+++ RECORD SET

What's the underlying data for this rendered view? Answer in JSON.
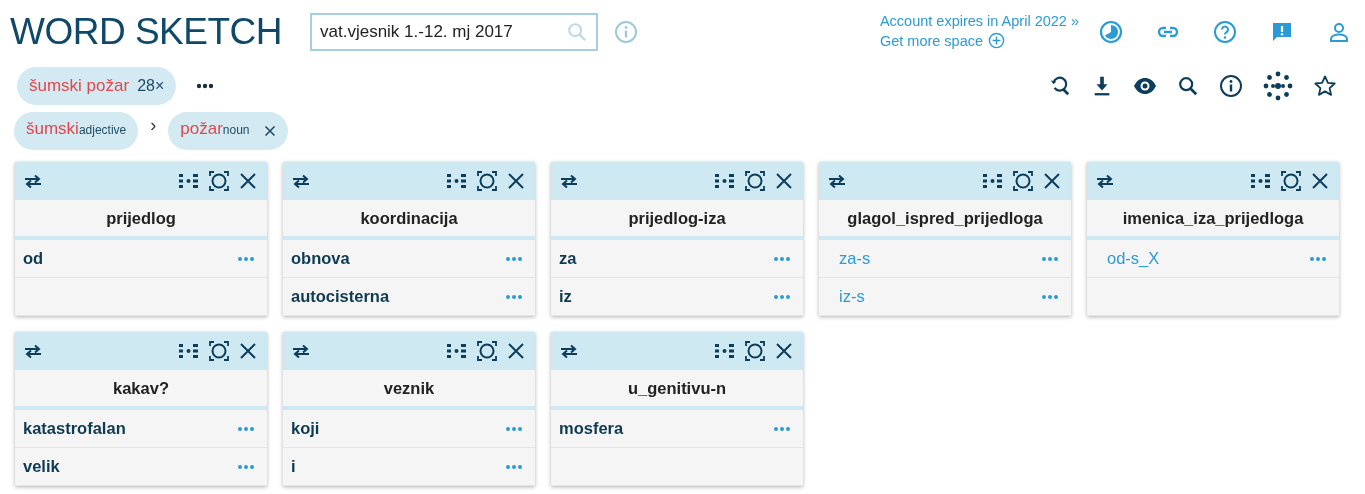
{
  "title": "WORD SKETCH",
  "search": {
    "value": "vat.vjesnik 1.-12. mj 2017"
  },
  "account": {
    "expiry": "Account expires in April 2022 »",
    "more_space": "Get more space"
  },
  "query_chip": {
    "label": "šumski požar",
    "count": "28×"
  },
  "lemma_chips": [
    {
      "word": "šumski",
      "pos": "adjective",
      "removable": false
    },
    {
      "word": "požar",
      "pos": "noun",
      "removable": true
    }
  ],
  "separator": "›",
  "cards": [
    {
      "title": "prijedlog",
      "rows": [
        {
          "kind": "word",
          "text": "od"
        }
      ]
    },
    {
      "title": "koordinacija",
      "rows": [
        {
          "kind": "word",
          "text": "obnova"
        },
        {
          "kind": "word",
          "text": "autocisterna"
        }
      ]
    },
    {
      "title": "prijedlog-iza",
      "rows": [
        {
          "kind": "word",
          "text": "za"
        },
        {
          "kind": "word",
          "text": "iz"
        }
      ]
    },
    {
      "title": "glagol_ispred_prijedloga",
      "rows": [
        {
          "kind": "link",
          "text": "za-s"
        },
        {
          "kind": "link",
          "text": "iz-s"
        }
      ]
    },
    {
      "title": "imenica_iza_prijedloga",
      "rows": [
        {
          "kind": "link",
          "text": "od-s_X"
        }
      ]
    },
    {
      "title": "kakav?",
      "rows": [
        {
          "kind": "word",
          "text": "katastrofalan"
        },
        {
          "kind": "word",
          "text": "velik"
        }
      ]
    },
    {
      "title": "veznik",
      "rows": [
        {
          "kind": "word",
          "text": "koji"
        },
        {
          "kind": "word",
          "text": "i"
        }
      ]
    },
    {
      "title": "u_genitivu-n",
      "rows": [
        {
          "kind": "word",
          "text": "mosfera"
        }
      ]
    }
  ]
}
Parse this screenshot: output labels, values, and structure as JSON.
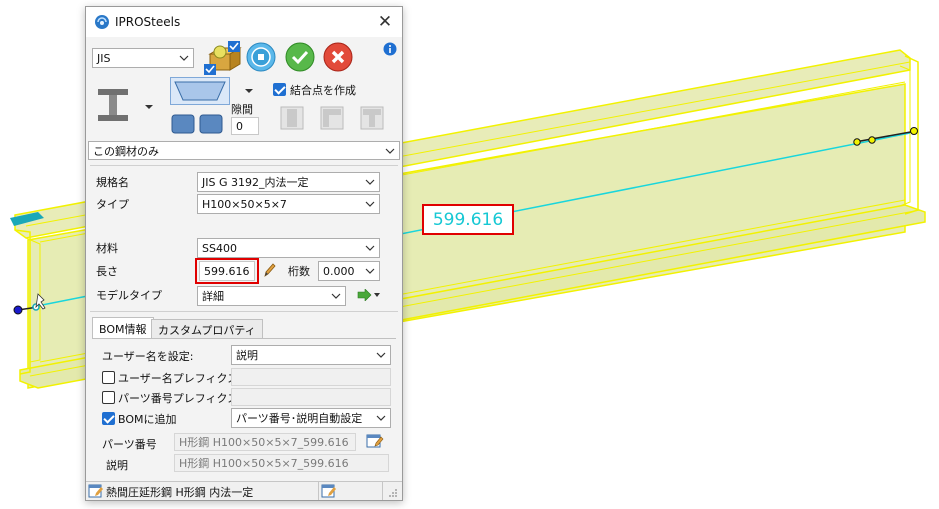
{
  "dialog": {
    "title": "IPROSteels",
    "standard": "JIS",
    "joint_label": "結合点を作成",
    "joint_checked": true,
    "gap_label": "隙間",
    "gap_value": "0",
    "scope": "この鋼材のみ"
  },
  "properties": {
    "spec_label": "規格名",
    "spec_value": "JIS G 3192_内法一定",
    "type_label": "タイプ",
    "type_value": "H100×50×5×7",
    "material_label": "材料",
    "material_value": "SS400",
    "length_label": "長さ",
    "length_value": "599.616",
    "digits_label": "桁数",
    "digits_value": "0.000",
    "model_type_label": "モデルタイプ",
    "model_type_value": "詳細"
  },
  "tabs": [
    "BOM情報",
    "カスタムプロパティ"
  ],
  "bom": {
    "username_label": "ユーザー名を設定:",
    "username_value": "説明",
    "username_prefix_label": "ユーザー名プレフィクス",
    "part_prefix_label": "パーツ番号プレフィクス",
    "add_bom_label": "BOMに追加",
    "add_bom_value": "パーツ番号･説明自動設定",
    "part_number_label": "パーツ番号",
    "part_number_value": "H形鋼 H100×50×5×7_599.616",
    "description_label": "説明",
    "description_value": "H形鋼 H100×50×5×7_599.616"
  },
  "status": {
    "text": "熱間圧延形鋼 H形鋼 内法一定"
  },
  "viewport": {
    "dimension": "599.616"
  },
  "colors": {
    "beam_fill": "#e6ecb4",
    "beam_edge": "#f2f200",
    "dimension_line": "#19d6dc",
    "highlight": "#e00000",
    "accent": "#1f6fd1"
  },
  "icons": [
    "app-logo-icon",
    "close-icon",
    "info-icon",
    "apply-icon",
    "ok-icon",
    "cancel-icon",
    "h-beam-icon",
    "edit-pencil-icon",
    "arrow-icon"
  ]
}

++++++

TASK OBJECTIVE:
Repeat the records above exactly, omitting every picture.

THE SOLUTION:
What's the underlying data for this rendered view? Answer in JSON.
{
  "title": "WORD SKETCH",
  "search": {
    "value": "vat.vjesnik 1.-12. mj 2017"
  },
  "account": {
    "expiry": "Account expires in April 2022 »",
    "more_space": "Get more space"
  },
  "query_chip": {
    "label": "šumski požar",
    "count": "28×"
  },
  "lemma_chips": [
    {
      "word": "šumski",
      "pos": "adjective",
      "removable": false
    },
    {
      "word": "požar",
      "pos": "noun",
      "removable": true
    }
  ],
  "separator": "›",
  "cards": [
    {
      "title": "prijedlog",
      "rows": [
        {
          "kind": "word",
          "text": "od"
        }
      ]
    },
    {
      "title": "koordinacija",
      "rows": [
        {
          "kind": "word",
          "text": "obnova"
        },
        {
          "kind": "word",
          "text": "autocisterna"
        }
      ]
    },
    {
      "title": "prijedlog-iza",
      "rows": [
        {
          "kind": "word",
          "text": "za"
        },
        {
          "kind": "word",
          "text": "iz"
        }
      ]
    },
    {
      "title": "glagol_ispred_prijedloga",
      "rows": [
        {
          "kind": "link",
          "text": "za-s"
        },
        {
          "kind": "link",
          "text": "iz-s"
        }
      ]
    },
    {
      "title": "imenica_iza_prijedloga",
      "rows": [
        {
          "kind": "link",
          "text": "od-s_X"
        }
      ]
    },
    {
      "title": "kakav?",
      "rows": [
        {
          "kind": "word",
          "text": "katastrofalan"
        },
        {
          "kind": "word",
          "text": "velik"
        }
      ]
    },
    {
      "title": "veznik",
      "rows": [
        {
          "kind": "word",
          "text": "koji"
        },
        {
          "kind": "word",
          "text": "i"
        }
      ]
    },
    {
      "title": "u_genitivu-n",
      "rows": [
        {
          "kind": "word",
          "text": "mosfera"
        }
      ]
    }
  ]
}
Parse this screenshot: output labels, values, and structure as JSON.
{
  "dialog": {
    "title": "IPROSteels",
    "standard": "JIS",
    "joint_label": "結合点を作成",
    "joint_checked": true,
    "gap_label": "隙間",
    "gap_value": "0",
    "scope": "この鋼材のみ"
  },
  "properties": {
    "spec_label": "規格名",
    "spec_value": "JIS G 3192_内法一定",
    "type_label": "タイプ",
    "type_value": "H100×50×5×7",
    "material_label": "材料",
    "material_value": "SS400",
    "length_label": "長さ",
    "length_value": "599.616",
    "digits_label": "桁数",
    "digits_value": "0.000",
    "model_type_label": "モデルタイプ",
    "model_type_value": "詳細"
  },
  "tabs": [
    "BOM情報",
    "カスタムプロパティ"
  ],
  "bom": {
    "username_label": "ユーザー名を設定:",
    "username_value": "説明",
    "username_prefix_label": "ユーザー名プレフィクス",
    "part_prefix_label": "パーツ番号プレフィクス",
    "add_bom_label": "BOMに追加",
    "add_bom_value": "パーツ番号･説明自動設定",
    "part_number_label": "パーツ番号",
    "part_number_value": "H形鋼 H100×50×5×7_599.616",
    "description_label": "説明",
    "description_value": "H形鋼 H100×50×5×7_599.616"
  },
  "status": {
    "text": "熱間圧延形鋼 H形鋼 内法一定"
  },
  "viewport": {
    "dimension": "599.616"
  },
  "colors": {
    "beam_fill": "#e6ecb4",
    "beam_edge": "#f2f200",
    "dimension_line": "#19d6dc",
    "highlight": "#e00000",
    "accent": "#1f6fd1"
  },
  "icons": [
    "app-logo-icon",
    "close-icon",
    "info-icon",
    "apply-icon",
    "ok-icon",
    "cancel-icon",
    "h-beam-icon",
    "edit-pencil-icon",
    "arrow-icon"
  ]
}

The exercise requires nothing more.